**WHAT YOU HAVE TO DO**
Return the lines below that carry the word "source".

**Records from a collection of figures**
* * * * * * *
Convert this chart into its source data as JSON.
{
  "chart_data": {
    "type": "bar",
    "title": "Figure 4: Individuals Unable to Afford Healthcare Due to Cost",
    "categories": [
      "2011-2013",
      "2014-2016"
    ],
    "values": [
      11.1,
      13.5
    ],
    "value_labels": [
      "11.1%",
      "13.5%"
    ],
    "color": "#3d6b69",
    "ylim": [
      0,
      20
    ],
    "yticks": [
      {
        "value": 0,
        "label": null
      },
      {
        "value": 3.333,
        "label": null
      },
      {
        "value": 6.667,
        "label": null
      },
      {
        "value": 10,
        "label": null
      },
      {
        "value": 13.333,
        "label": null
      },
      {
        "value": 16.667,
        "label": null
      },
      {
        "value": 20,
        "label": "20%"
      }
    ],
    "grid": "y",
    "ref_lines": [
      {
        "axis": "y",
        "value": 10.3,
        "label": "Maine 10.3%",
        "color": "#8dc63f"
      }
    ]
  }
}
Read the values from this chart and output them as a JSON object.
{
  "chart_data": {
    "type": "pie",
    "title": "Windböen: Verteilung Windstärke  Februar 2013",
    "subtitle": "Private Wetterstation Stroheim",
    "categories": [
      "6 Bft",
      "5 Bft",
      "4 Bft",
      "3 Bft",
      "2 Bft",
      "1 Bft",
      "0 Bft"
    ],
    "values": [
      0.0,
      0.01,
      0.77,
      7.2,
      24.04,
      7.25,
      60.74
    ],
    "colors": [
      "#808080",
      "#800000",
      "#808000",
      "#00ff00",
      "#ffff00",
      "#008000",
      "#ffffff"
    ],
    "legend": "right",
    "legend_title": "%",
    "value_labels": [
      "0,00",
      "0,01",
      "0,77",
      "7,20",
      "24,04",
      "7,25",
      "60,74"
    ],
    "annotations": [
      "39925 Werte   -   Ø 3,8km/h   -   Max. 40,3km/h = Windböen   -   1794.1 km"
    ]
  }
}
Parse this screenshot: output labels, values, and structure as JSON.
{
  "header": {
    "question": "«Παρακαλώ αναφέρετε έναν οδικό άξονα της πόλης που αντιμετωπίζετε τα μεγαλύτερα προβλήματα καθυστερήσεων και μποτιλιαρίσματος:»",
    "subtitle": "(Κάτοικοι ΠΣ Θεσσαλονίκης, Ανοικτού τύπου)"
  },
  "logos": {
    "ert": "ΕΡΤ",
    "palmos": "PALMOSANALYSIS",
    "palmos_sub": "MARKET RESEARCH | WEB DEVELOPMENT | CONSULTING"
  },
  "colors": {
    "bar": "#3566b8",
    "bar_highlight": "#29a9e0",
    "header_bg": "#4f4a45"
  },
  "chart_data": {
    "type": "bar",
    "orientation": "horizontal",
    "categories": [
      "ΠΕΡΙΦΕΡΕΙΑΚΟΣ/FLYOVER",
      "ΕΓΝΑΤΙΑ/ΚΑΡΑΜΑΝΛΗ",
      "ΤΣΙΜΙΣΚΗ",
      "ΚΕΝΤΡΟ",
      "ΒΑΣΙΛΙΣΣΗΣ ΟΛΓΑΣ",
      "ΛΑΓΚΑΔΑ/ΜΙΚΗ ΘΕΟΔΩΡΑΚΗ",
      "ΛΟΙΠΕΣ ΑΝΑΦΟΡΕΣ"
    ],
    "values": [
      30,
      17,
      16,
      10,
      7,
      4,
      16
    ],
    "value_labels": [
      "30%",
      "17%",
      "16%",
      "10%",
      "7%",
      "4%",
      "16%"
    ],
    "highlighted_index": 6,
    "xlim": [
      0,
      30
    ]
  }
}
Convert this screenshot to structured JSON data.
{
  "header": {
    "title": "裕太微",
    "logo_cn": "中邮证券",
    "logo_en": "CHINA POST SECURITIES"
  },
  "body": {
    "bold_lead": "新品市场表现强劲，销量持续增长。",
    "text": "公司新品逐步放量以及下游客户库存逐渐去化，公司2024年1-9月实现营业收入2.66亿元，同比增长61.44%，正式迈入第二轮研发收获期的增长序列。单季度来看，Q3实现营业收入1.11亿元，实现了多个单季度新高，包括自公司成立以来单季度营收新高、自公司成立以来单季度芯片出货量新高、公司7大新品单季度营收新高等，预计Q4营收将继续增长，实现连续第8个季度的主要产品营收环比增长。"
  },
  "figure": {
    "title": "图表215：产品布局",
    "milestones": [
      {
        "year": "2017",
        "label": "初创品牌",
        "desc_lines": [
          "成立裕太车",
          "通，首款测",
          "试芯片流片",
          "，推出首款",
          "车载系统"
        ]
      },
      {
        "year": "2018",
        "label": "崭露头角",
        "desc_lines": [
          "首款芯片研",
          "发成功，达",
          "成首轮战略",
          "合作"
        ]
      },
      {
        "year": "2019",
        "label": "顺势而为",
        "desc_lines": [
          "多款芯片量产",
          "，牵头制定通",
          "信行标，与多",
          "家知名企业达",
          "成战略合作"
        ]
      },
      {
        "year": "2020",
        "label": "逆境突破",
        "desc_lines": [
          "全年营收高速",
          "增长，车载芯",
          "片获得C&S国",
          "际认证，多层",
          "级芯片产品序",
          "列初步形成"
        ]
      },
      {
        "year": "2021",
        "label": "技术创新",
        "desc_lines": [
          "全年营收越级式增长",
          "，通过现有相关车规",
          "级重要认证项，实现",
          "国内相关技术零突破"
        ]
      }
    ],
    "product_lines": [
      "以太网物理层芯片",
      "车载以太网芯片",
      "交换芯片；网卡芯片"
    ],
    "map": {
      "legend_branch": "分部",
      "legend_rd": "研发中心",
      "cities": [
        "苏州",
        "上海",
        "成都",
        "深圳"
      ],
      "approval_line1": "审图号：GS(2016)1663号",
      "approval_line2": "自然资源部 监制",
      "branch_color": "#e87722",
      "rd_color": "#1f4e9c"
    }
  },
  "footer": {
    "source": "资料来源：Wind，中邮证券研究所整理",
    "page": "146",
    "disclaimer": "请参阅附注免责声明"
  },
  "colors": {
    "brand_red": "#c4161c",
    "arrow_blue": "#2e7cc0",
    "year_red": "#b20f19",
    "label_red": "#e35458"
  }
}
* * * * * * *
**COMPLETE ANSWER**
Convert this chart into its source data as JSON.
    "source": "资料来源：Wind，中邮证券研究所整理",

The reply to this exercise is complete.